» DATA PROVIDED
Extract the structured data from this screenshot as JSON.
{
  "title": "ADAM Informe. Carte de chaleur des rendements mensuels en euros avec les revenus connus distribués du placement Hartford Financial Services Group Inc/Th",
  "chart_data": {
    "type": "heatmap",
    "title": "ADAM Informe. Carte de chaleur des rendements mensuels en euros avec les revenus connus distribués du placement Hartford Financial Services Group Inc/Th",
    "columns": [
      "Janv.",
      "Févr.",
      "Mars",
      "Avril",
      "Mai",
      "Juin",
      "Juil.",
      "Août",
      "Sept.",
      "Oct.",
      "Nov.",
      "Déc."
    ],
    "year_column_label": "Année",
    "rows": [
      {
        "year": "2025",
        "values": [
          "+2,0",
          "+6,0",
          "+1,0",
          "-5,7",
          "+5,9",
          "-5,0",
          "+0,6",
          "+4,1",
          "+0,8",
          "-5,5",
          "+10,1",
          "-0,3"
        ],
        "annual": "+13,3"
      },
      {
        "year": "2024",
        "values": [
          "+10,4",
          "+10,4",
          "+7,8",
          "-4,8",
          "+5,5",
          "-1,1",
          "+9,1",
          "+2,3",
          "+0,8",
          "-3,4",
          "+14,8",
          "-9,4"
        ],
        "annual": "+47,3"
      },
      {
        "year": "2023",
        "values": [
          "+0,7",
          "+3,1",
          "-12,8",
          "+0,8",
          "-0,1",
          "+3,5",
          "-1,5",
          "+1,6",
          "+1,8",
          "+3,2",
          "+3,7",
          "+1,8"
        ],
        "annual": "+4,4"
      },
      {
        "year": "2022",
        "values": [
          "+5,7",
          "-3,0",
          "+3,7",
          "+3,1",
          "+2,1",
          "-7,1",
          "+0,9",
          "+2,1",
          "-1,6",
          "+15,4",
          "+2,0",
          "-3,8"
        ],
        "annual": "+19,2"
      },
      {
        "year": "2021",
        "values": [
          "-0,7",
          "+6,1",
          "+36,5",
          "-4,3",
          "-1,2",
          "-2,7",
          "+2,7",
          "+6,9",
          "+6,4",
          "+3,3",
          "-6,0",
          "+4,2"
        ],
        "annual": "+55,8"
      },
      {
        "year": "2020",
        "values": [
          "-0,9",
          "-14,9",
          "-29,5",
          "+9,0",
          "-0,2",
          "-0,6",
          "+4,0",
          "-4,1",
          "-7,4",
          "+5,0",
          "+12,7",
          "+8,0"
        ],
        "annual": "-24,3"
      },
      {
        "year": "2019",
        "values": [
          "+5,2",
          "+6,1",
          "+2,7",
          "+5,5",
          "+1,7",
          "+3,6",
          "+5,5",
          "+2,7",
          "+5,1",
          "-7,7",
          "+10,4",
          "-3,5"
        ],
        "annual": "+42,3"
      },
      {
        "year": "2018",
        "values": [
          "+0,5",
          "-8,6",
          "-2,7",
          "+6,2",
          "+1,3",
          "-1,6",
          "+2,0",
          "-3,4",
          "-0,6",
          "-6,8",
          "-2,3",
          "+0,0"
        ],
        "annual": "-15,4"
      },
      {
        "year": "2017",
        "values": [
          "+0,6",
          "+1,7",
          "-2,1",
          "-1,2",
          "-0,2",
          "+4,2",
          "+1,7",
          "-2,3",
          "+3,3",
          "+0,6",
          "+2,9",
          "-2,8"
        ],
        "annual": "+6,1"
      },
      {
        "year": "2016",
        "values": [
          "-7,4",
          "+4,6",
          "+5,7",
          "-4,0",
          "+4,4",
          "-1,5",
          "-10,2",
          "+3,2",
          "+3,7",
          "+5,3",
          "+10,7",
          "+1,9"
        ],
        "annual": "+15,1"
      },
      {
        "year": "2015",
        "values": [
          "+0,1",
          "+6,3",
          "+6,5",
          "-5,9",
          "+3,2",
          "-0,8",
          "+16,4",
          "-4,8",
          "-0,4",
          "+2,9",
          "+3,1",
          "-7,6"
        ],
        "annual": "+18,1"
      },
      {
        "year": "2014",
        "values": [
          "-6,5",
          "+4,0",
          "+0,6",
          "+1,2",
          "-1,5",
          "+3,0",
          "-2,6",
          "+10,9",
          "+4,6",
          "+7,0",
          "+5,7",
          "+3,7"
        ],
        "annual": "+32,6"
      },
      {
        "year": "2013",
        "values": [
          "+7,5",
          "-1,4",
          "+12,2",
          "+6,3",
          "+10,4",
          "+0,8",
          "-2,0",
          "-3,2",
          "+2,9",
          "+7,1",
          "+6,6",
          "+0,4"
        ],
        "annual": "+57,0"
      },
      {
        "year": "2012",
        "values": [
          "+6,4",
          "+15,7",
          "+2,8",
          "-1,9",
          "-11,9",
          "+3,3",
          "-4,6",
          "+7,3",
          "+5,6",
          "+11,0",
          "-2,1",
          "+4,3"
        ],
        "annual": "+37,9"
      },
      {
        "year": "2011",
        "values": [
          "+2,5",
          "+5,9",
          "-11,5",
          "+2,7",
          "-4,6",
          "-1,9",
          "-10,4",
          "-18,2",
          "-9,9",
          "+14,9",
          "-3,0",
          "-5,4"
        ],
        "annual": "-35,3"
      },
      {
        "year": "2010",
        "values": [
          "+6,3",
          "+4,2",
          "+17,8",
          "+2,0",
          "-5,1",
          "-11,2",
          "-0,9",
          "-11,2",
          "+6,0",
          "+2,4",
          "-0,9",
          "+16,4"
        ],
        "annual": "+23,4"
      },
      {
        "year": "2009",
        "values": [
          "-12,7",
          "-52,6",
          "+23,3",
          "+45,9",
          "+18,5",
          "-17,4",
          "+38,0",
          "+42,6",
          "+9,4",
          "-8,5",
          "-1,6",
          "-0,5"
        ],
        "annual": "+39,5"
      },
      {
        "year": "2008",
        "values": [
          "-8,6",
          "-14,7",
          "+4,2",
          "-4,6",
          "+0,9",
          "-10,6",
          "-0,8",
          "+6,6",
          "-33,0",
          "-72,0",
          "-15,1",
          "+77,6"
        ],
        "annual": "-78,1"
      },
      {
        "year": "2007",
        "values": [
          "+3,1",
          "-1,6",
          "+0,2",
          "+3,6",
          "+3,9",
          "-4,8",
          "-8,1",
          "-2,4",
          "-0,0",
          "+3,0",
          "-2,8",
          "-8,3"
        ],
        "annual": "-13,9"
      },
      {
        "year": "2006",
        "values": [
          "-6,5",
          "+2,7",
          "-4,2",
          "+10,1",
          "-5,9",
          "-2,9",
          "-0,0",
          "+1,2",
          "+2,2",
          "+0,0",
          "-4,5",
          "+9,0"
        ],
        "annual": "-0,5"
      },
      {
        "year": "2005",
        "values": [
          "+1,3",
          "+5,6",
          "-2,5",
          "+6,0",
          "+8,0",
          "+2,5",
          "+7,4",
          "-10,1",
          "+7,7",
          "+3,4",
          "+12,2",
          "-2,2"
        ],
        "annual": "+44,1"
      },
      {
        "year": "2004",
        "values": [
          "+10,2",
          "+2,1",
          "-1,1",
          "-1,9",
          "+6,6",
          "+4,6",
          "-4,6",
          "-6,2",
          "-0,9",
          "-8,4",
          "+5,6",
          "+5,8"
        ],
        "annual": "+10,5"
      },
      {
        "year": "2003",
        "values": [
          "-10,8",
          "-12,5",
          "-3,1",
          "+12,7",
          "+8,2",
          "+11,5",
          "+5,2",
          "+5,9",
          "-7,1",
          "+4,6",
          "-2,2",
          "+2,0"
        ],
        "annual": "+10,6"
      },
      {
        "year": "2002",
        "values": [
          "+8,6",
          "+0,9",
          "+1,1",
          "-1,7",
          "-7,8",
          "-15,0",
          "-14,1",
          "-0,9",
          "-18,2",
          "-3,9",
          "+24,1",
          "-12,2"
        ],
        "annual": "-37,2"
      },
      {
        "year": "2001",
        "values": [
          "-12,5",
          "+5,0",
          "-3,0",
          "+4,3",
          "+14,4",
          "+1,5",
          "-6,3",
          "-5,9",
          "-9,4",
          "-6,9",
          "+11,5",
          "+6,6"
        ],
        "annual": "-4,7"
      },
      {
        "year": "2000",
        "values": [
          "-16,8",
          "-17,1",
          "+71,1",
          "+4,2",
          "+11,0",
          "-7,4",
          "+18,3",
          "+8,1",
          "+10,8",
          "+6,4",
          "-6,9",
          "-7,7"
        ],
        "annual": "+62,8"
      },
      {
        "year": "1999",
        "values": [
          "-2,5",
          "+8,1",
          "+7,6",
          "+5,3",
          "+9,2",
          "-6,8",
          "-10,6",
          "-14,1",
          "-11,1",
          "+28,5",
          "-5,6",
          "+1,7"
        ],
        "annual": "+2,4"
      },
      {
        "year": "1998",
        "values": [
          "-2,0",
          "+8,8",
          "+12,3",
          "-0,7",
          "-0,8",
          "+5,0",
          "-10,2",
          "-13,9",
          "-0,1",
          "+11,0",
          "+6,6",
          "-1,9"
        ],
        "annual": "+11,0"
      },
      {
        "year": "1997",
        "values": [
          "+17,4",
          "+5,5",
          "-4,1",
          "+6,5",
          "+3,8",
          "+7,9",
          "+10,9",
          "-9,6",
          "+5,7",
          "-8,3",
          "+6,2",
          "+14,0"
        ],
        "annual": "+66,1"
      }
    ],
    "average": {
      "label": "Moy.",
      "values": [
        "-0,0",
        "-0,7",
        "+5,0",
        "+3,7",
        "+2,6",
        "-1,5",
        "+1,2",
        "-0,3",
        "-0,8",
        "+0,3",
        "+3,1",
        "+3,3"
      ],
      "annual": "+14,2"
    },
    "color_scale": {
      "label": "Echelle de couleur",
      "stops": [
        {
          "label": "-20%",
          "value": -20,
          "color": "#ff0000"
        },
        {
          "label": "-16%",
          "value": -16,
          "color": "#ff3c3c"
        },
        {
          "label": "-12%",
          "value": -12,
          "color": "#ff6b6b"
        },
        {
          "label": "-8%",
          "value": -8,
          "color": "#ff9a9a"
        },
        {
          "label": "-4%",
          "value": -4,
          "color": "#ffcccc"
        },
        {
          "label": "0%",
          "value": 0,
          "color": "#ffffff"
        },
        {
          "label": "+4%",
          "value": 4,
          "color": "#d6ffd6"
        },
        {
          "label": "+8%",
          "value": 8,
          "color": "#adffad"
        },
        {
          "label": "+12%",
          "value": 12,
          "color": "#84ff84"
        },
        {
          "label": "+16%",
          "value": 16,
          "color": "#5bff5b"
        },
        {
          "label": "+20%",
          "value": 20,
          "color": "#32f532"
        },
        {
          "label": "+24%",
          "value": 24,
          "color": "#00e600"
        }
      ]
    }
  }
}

» PROBLEM
Which lines include the word "title"? Copy every one of them.

» EXPECTED ANSWER
  "title": "ADAM Informe. Carte de chaleur des rendements mensuels en euros avec les revenus connus distribués du placement Hartford Financial Services Group Inc/Th",
    "title": "ADAM Informe. Carte de chaleur des rendements mensuels en euros avec les revenus connus distribués du placement Hartford Financial Services Group Inc/Th",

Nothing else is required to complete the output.